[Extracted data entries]

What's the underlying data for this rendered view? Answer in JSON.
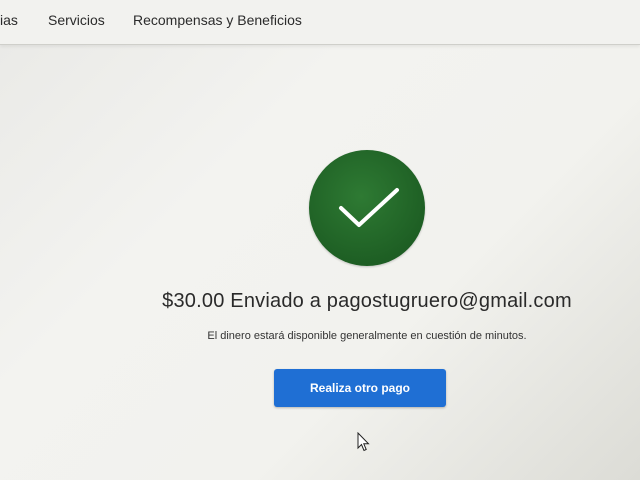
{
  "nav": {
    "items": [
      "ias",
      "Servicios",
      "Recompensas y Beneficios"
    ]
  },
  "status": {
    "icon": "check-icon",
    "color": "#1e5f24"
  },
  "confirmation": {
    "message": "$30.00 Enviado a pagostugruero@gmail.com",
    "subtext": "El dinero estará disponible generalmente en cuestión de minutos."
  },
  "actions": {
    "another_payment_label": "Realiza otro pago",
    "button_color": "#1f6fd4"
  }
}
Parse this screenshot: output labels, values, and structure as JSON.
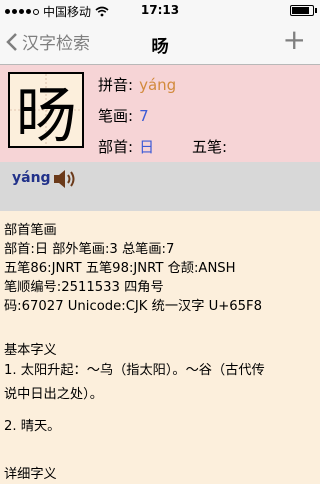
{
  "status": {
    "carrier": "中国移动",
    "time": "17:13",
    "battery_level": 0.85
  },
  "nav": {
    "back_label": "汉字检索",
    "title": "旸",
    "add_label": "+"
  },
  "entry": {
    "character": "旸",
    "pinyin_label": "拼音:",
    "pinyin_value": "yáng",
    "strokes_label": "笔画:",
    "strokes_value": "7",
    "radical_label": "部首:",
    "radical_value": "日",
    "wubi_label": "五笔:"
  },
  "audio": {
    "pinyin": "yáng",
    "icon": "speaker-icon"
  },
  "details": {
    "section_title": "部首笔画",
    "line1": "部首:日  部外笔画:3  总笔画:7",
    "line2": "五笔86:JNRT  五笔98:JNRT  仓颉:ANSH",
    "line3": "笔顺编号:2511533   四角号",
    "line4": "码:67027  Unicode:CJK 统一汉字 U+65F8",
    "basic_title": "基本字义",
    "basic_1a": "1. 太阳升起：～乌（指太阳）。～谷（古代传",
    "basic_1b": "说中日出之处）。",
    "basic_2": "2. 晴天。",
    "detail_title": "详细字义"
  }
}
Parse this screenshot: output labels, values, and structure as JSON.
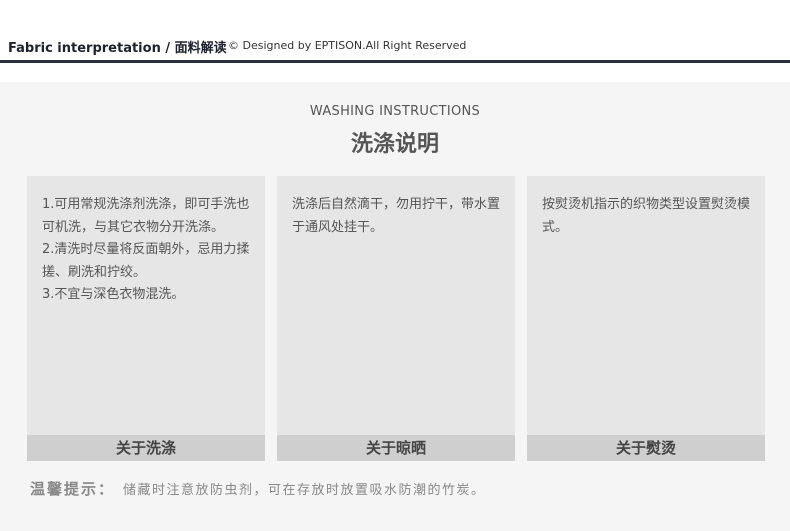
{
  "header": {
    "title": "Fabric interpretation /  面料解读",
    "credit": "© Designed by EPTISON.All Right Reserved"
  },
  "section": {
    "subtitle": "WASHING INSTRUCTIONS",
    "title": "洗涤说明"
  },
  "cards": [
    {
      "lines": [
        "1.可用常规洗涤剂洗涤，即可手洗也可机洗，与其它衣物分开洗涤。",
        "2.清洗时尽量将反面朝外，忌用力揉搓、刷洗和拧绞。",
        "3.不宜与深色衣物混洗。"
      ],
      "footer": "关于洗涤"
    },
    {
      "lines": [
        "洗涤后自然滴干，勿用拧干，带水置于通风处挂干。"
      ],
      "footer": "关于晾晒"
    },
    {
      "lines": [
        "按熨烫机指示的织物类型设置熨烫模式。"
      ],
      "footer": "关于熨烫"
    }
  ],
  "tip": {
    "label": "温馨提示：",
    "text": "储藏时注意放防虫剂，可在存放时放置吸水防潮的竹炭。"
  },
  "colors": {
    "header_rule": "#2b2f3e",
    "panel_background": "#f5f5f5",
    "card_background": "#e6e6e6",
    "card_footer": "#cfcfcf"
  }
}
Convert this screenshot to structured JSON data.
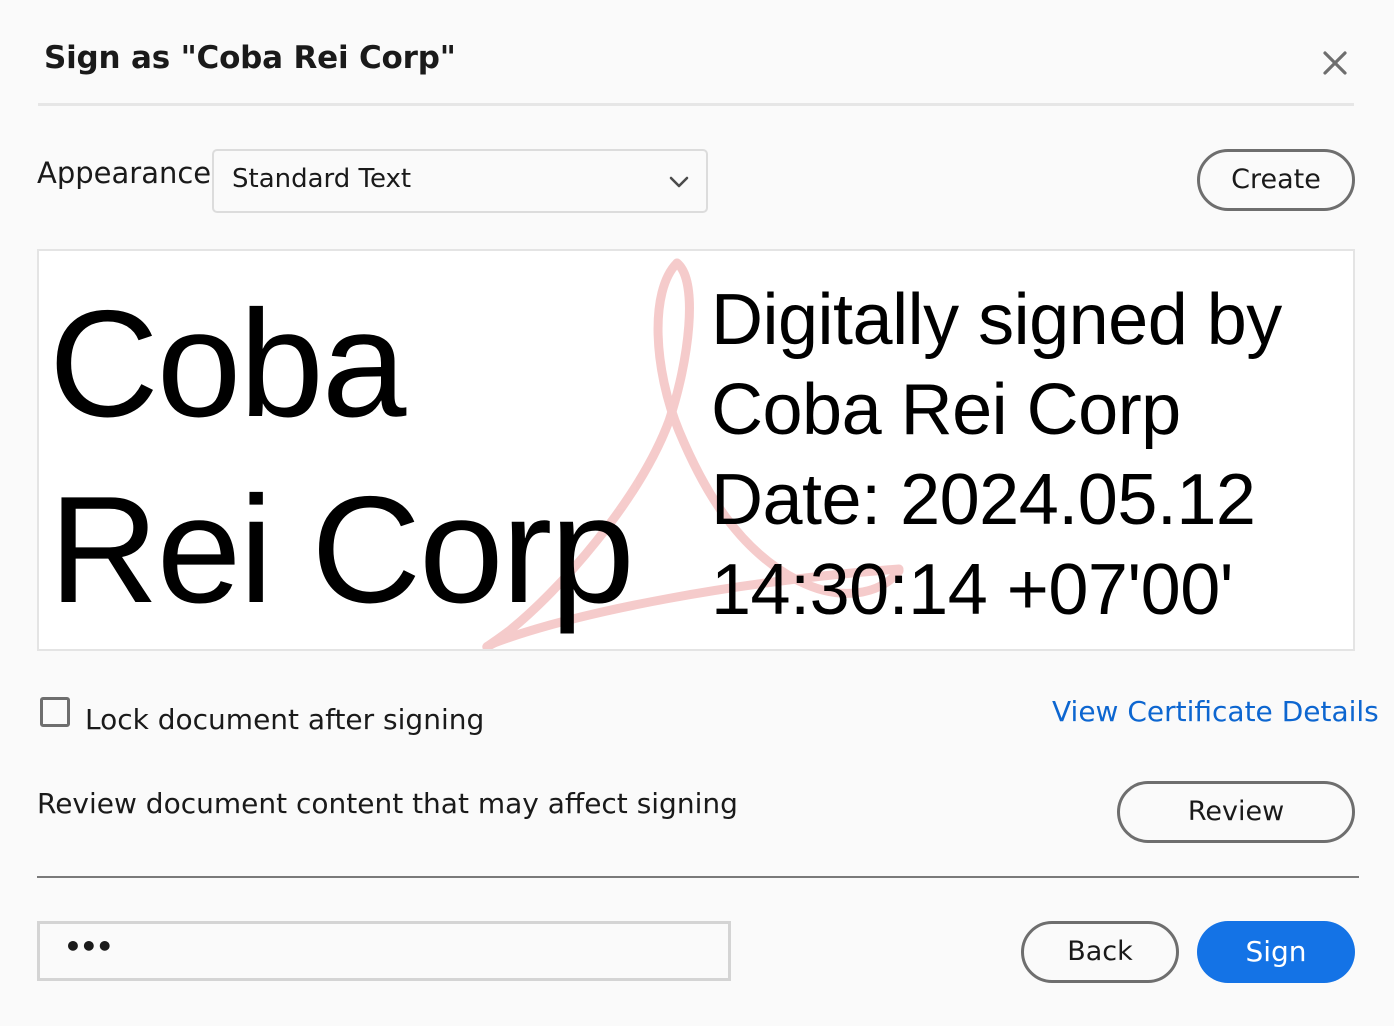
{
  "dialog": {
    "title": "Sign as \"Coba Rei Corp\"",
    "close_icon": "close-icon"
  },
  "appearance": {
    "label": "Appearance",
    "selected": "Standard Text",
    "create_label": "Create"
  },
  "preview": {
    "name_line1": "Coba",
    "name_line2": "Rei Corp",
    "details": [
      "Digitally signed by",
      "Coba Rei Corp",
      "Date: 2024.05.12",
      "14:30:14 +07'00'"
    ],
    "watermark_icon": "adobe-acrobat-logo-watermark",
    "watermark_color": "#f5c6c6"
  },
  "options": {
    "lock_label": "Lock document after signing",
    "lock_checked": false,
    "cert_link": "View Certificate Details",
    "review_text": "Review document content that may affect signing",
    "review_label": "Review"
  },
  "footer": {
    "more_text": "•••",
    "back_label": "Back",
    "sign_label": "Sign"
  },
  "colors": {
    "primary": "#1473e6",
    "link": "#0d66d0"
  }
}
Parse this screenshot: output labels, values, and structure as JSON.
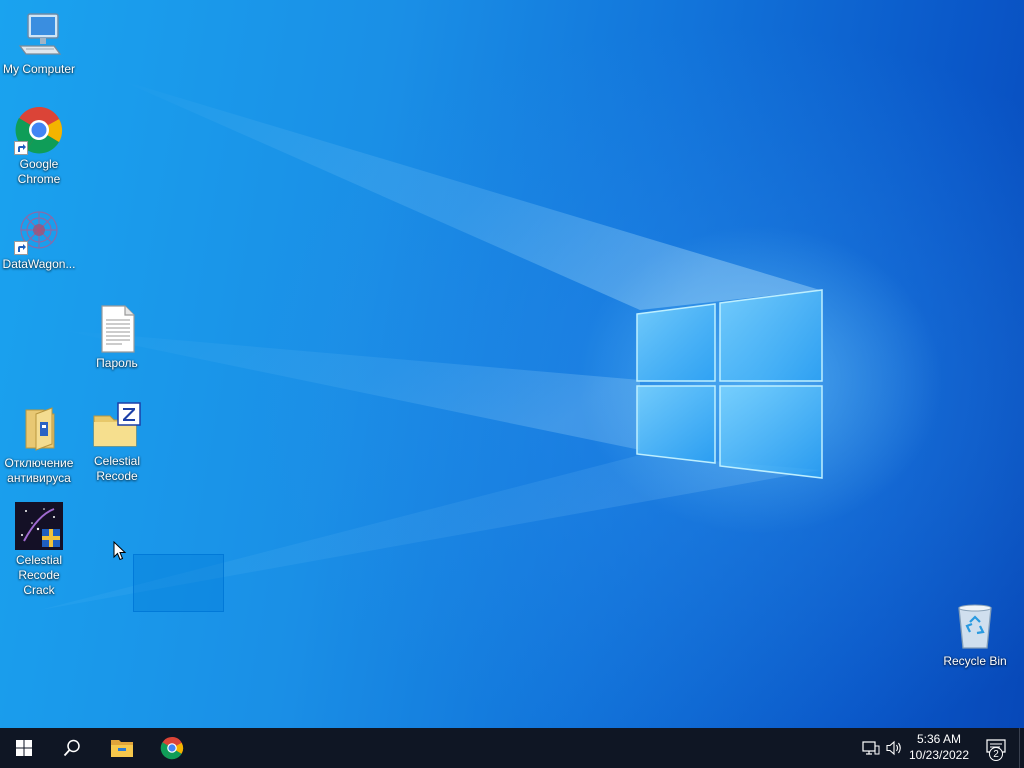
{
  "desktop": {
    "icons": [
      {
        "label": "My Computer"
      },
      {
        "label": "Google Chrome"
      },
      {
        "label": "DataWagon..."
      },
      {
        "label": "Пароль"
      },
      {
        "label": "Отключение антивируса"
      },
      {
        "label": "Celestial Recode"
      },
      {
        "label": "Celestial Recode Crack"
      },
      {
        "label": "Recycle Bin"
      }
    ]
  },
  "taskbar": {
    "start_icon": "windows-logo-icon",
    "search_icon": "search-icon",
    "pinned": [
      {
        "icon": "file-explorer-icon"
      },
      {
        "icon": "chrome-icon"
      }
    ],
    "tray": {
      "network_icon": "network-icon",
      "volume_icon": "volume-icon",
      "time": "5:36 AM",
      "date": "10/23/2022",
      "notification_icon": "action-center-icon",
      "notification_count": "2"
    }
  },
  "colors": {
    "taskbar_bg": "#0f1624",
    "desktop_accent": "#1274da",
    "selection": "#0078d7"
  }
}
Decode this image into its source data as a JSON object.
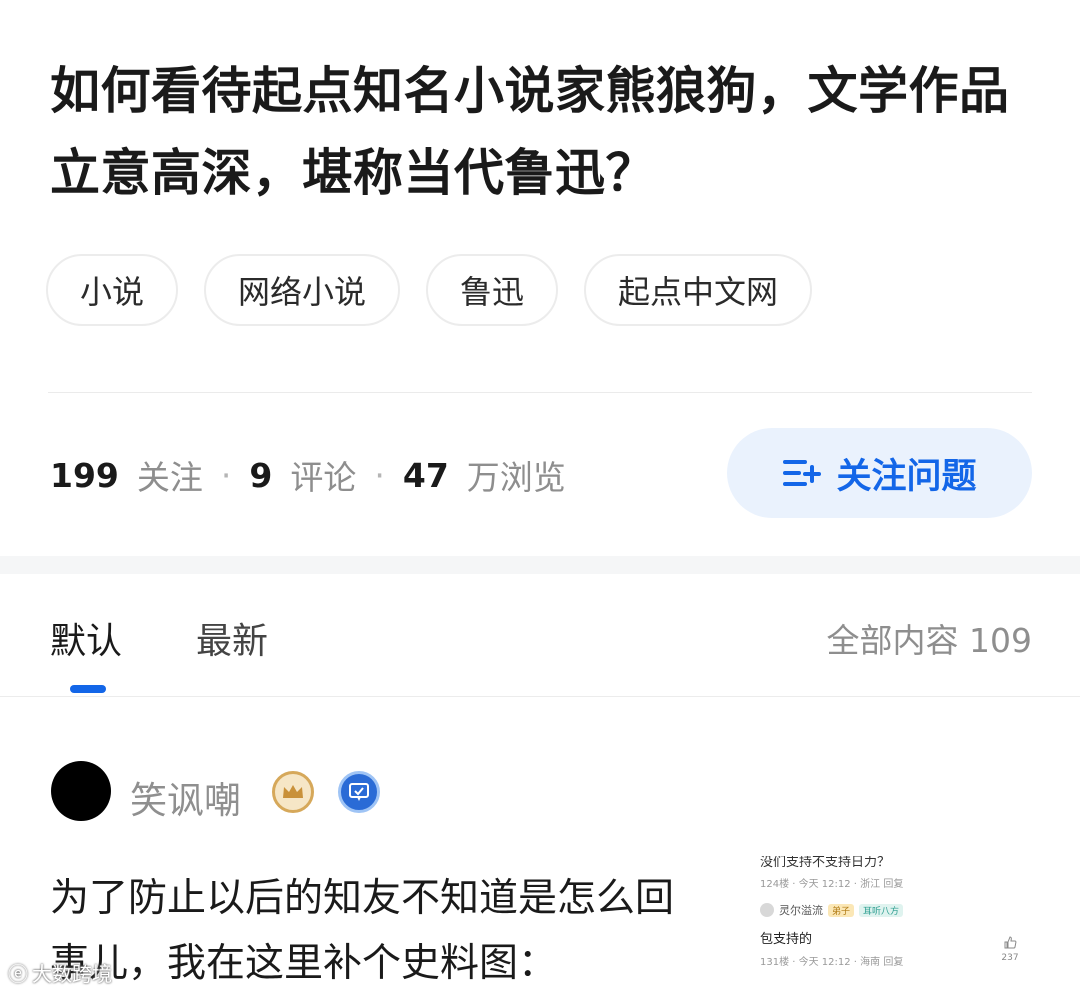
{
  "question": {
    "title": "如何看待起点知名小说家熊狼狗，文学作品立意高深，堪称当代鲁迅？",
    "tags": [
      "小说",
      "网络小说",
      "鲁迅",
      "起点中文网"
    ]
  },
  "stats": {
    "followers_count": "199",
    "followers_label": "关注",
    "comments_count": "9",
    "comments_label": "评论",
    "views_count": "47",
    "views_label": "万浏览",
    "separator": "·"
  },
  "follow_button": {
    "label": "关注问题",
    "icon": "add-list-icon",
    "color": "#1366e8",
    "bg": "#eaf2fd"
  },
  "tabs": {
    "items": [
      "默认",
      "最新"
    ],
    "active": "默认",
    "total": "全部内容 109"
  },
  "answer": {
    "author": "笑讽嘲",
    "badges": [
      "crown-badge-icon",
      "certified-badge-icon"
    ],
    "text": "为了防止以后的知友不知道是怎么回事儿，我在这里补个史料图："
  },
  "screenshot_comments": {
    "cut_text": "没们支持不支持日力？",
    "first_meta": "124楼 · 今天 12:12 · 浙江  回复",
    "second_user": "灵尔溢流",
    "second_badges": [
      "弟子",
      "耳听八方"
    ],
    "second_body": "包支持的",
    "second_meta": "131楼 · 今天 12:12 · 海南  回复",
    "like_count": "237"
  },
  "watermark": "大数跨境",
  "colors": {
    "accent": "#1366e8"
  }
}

▸ Written problem: The records above must be printed exactly; the pictures stay out.

▸ In response:
What's the underlying data for this rendered view? Answer in JSON.
{
  "nav": {
    "items": [
      "ias",
      "Servicios",
      "Recompensas y Beneficios"
    ]
  },
  "status": {
    "icon": "check-icon",
    "color": "#1e5f24"
  },
  "confirmation": {
    "message": "$30.00 Enviado a pagostugruero@gmail.com",
    "subtext": "El dinero estará disponible generalmente en cuestión de minutos."
  },
  "actions": {
    "another_payment_label": "Realiza otro pago",
    "button_color": "#1f6fd4"
  }
}
Parse this screenshot: output labels, values, and structure as JSON.
{
  "status": {
    "carrier": "中国移动",
    "time": "17:13",
    "battery_level": 0.85
  },
  "nav": {
    "back_label": "汉字检索",
    "title": "旸",
    "add_label": "+"
  },
  "entry": {
    "character": "旸",
    "pinyin_label": "拼音:",
    "pinyin_value": "yáng",
    "strokes_label": "笔画:",
    "strokes_value": "7",
    "radical_label": "部首:",
    "radical_value": "日",
    "wubi_label": "五笔:"
  },
  "audio": {
    "pinyin": "yáng",
    "icon": "speaker-icon"
  },
  "details": {
    "section_title": "部首笔画",
    "line1": "部首:日  部外笔画:3  总笔画:7",
    "line2": "五笔86:JNRT  五笔98:JNRT  仓颉:ANSH",
    "line3": "笔顺编号:2511533   四角号",
    "line4": "码:67027  Unicode:CJK 统一汉字 U+65F8",
    "basic_title": "基本字义",
    "basic_1a": "1. 太阳升起：～乌（指太阳）。～谷（古代传",
    "basic_1b": "说中日出之处）。",
    "basic_2": "2. 晴天。",
    "detail_title": "详细字义"
  }
}
Parse this screenshot: output labels, values, and structure as JSON.
{
  "header": {
    "title": "Fabric interpretation /  面料解读",
    "credit": "© Designed by EPTISON.All Right Reserved"
  },
  "section": {
    "subtitle": "WASHING INSTRUCTIONS",
    "title": "洗涤说明"
  },
  "cards": [
    {
      "lines": [
        "1.可用常规洗涤剂洗涤，即可手洗也可机洗，与其它衣物分开洗涤。",
        "2.清洗时尽量将反面朝外，忌用力揉搓、刷洗和拧绞。",
        "3.不宜与深色衣物混洗。"
      ],
      "footer": "关于洗涤"
    },
    {
      "lines": [
        "洗涤后自然滴干，勿用拧干，带水置于通风处挂干。"
      ],
      "footer": "关于晾晒"
    },
    {
      "lines": [
        "按熨烫机指示的织物类型设置熨烫模式。"
      ],
      "footer": "关于熨烫"
    }
  ],
  "tip": {
    "label": "温馨提示：",
    "text": "储藏时注意放防虫剂，可在存放时放置吸水防潮的竹炭。"
  },
  "colors": {
    "header_rule": "#2b2f3e",
    "panel_background": "#f5f5f5",
    "card_background": "#e6e6e6",
    "card_footer": "#cfcfcf"
  }
}
Convert this screenshot to structured JSON data.
{
  "dialog": {
    "title": "Sign as \"Coba Rei Corp\"",
    "close_icon": "close-icon"
  },
  "appearance": {
    "label": "Appearance",
    "selected": "Standard Text",
    "create_label": "Create"
  },
  "preview": {
    "name_line1": "Coba",
    "name_line2": "Rei Corp",
    "details": [
      "Digitally signed by",
      "Coba Rei Corp",
      "Date: 2024.05.12",
      "14:30:14 +07'00'"
    ],
    "watermark_icon": "adobe-acrobat-logo-watermark",
    "watermark_color": "#f5c6c6"
  },
  "options": {
    "lock_label": "Lock document after signing",
    "lock_checked": false,
    "cert_link": "View Certificate Details",
    "review_text": "Review document content that may affect signing",
    "review_label": "Review"
  },
  "footer": {
    "more_text": "•••",
    "back_label": "Back",
    "sign_label": "Sign"
  },
  "colors": {
    "primary": "#1473e6",
    "link": "#0d66d0"
  }
}
Parse this screenshot: output labels, values, and structure as JSON.
{
  "desktop": {
    "icons": [
      {
        "label": "My Computer"
      },
      {
        "label": "Google Chrome"
      },
      {
        "label": "DataWagon..."
      },
      {
        "label": "Пароль"
      },
      {
        "label": "Отключение антивируса"
      },
      {
        "label": "Celestial Recode"
      },
      {
        "label": "Celestial Recode Crack"
      },
      {
        "label": "Recycle Bin"
      }
    ]
  },
  "taskbar": {
    "start_icon": "windows-logo-icon",
    "search_icon": "search-icon",
    "pinned": [
      {
        "icon": "file-explorer-icon"
      },
      {
        "icon": "chrome-icon"
      }
    ],
    "tray": {
      "network_icon": "network-icon",
      "volume_icon": "volume-icon",
      "time": "5:36 AM",
      "date": "10/23/2022",
      "notification_icon": "action-center-icon",
      "notification_count": "2"
    }
  },
  "colors": {
    "taskbar_bg": "#0f1624",
    "desktop_accent": "#1274da",
    "selection": "#0078d7"
  }
}
Decode this image into its source data as a JSON object.
{
  "question": {
    "title": "如何看待起点知名小说家熊狼狗，文学作品立意高深，堪称当代鲁迅？",
    "tags": [
      "小说",
      "网络小说",
      "鲁迅",
      "起点中文网"
    ]
  },
  "stats": {
    "followers_count": "199",
    "followers_label": "关注",
    "comments_count": "9",
    "comments_label": "评论",
    "views_count": "47",
    "views_label": "万浏览",
    "separator": "·"
  },
  "follow_button": {
    "label": "关注问题",
    "icon": "add-list-icon",
    "color": "#1366e8",
    "bg": "#eaf2fd"
  },
  "tabs": {
    "items": [
      "默认",
      "最新"
    ],
    "active": "默认",
    "total": "全部内容 109"
  },
  "answer": {
    "author": "笑讽嘲",
    "badges": [
      "crown-badge-icon",
      "certified-badge-icon"
    ],
    "text": "为了防止以后的知友不知道是怎么回事儿，我在这里补个史料图："
  },
  "screenshot_comments": {
    "cut_text": "没们支持不支持日力？",
    "first_meta": "124楼 · 今天 12:12 · 浙江  回复",
    "second_user": "灵尔溢流",
    "second_badges": [
      "弟子",
      "耳听八方"
    ],
    "second_body": "包支持的",
    "second_meta": "131楼 · 今天 12:12 · 海南  回复",
    "like_count": "237"
  },
  "watermark": "大数跨境",
  "colors": {
    "accent": "#1366e8"
  }
}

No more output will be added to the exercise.